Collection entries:
%%

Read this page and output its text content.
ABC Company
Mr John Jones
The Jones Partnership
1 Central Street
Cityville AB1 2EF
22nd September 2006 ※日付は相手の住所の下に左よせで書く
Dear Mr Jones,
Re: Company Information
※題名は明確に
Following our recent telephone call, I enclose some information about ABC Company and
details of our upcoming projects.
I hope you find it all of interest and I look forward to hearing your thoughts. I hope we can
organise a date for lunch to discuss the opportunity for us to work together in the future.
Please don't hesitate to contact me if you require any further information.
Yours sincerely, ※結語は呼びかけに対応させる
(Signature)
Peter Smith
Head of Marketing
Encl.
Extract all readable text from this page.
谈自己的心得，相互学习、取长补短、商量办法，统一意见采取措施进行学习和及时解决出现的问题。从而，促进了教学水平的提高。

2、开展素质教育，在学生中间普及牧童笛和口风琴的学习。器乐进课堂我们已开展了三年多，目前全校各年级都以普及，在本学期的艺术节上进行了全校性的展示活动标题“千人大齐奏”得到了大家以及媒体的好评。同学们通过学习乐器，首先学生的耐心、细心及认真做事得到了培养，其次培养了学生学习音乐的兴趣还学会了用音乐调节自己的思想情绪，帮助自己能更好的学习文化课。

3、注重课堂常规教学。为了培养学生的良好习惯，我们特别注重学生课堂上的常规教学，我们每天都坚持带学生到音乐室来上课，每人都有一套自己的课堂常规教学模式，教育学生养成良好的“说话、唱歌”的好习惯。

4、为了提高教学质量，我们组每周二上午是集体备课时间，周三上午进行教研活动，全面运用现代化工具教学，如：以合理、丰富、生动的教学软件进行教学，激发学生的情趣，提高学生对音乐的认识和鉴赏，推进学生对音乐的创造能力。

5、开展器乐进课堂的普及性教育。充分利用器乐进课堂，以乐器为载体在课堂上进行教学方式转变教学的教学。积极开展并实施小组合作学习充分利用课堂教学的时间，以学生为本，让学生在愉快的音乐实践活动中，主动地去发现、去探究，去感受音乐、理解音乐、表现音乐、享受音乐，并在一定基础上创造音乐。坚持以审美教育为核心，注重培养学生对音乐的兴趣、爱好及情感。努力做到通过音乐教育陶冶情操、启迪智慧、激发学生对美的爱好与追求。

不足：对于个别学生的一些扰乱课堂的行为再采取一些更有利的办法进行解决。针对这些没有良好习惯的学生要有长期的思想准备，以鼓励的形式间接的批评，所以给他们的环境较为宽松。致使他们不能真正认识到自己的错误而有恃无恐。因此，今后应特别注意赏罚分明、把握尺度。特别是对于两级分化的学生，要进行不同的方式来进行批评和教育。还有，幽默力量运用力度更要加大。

%%

What is required:
Return, from the data, each line that has the word "this" in it.

Full output:
Read this page and output its text content.
Extract all readable text from this page.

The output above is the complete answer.